* [Requirement] The whole set of entries is to be restated word for word.

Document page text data
□ □ □ □ □

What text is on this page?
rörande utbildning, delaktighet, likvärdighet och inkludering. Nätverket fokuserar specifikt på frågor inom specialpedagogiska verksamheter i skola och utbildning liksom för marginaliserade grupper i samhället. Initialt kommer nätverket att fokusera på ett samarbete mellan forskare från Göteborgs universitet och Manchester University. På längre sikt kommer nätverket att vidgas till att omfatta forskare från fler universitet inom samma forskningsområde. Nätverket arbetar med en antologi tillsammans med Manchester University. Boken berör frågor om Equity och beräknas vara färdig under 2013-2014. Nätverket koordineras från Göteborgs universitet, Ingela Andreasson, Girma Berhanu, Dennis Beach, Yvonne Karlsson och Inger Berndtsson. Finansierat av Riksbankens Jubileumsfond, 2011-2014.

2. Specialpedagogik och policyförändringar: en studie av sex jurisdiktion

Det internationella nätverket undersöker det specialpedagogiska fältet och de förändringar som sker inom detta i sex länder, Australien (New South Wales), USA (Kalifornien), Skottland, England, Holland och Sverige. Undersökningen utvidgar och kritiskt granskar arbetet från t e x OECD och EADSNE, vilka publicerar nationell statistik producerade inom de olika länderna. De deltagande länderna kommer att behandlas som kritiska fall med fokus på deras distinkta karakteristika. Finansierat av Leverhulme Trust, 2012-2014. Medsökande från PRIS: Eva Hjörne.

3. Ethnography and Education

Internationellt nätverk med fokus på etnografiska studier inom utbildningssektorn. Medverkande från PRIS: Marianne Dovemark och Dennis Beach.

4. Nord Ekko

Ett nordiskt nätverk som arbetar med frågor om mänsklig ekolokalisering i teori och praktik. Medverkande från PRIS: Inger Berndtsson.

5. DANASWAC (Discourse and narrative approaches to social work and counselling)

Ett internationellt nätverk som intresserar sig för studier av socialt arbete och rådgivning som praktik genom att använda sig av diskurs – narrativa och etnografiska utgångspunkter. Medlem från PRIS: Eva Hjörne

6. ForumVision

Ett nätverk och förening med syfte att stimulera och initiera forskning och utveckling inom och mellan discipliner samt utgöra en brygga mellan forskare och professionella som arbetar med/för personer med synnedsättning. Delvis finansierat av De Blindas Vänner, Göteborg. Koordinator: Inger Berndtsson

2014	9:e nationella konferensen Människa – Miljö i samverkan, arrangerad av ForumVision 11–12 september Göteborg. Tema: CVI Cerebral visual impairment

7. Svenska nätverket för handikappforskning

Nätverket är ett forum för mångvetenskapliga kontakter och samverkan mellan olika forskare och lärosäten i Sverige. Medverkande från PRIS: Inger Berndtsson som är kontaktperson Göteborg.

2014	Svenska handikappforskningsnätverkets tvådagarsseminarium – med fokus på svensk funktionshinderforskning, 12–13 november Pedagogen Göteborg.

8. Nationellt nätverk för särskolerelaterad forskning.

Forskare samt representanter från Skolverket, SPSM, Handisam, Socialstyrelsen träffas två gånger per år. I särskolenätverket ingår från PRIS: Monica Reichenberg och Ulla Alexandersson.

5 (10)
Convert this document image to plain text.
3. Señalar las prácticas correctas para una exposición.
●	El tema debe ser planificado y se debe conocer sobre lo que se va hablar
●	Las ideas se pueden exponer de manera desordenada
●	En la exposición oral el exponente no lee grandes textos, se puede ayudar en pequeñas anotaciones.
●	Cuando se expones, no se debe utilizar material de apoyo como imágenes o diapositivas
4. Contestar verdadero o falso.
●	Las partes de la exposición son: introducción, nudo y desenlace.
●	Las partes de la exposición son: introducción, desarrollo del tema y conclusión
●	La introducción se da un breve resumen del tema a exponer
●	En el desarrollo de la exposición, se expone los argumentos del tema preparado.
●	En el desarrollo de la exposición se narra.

□ □ □ □ □

* [Answer box]
What text is on this page?
rörande utbildning, delaktighet, likvärdighet och inkludering. Nätverket fokuserar specifikt på frågor inom specialpedagogiska verksamheter i skola och utbildning liksom för marginaliserade grupper i samhället. Initialt kommer nätverket att fokusera på ett samarbete mellan forskare från Göteborgs universitet och Manchester University. På längre sikt kommer nätverket att vidgas till att omfatta forskare från fler universitet inom samma forskningsområde. Nätverket arbetar med en antologi tillsammans med Manchester University. Boken berör frågor om Equity och beräknas vara färdig under 2013-2014. Nätverket koordineras från Göteborgs universitet, Ingela Andreasson, Girma Berhanu, Dennis Beach, Yvonne Karlsson och Inger Berndtsson. Finansierat av Riksbankens Jubileumsfond, 2011-2014.

2. Specialpedagogik och policyförändringar: en studie av sex jurisdiktion

Det internationella nätverket undersöker det specialpedagogiska fältet och de förändringar som sker inom detta i sex länder, Australien (New South Wales), USA (Kalifornien), Skottland, England, Holland och Sverige. Undersökningen utvidgar och kritiskt granskar arbetet från t e x OECD och EADSNE, vilka publicerar nationell statistik producerade inom de olika länderna. De deltagande länderna kommer att behandlas som kritiska fall med fokus på deras distinkta karakteristika. Finansierat av Leverhulme Trust, 2012-2014. Medsökande från PRIS: Eva Hjörne.

3. Ethnography and Education

Internationellt nätverk med fokus på etnografiska studier inom utbildningssektorn. Medverkande från PRIS: Marianne Dovemark och Dennis Beach.

4. Nord Ekko

Ett nordiskt nätverk som arbetar med frågor om mänsklig ekolokalisering i teori och praktik. Medverkande från PRIS: Inger Berndtsson.

5. DANASWAC (Discourse and narrative approaches to social work and counselling)

Ett internationellt nätverk som intresserar sig för studier av socialt arbete och rådgivning som praktik genom att använda sig av diskurs – narrativa och etnografiska utgångspunkter. Medlem från PRIS: Eva Hjörne

6. ForumVision

Ett nätverk och förening med syfte att stimulera och initiera forskning och utveckling inom och mellan discipliner samt utgöra en brygga mellan forskare och professionella som arbetar med/för personer med synnedsättning. Delvis finansierat av De Blindas Vänner, Göteborg. Koordinator: Inger Berndtsson

2014	9:e nationella konferensen Människa – Miljö i samverkan, arrangerad av ForumVision 11–12 september Göteborg. Tema: CVI Cerebral visual impairment

7. Svenska nätverket för handikappforskning

Nätverket är ett forum för mångvetenskapliga kontakter och samverkan mellan olika forskare och lärosäten i Sverige. Medverkande från PRIS: Inger Berndtsson som är kontaktperson Göteborg.

2014	Svenska handikappforskningsnätverkets tvådagarsseminarium – med fokus på svensk funktionshinderforskning, 12–13 november Pedagogen Göteborg.

8. Nationellt nätverk för särskolerelaterad forskning.

Forskare samt representanter från Skolverket, SPSM, Handisam, Socialstyrelsen träffas två gånger per år. I särskolenätverket ingår från PRIS: Monica Reichenberg och Ulla Alexandersson.

5 (10)
Convert this document image to plain text.
3. Señalar las prácticas correctas para una exposición.
●	El tema debe ser planificado y se debe conocer sobre lo que se va hablar
●	Las ideas se pueden exponer de manera desordenada
●	En la exposición oral el exponente no lee grandes textos, se puede ayudar en pequeñas anotaciones.
●	Cuando se expones, no se debe utilizar material de apoyo como imágenes o diapositivas
4. Contestar verdadero o falso.
●	Las partes de la exposición son: introducción, nudo y desenlace.
●	Las partes de la exposición son: introducción, desarrollo del tema y conclusión
●	La introducción se da un breve resumen del tema a exponer
●	En el desarrollo de la exposición, se expone los argumentos del tema preparado.
●	En el desarrollo de la exposición se narra.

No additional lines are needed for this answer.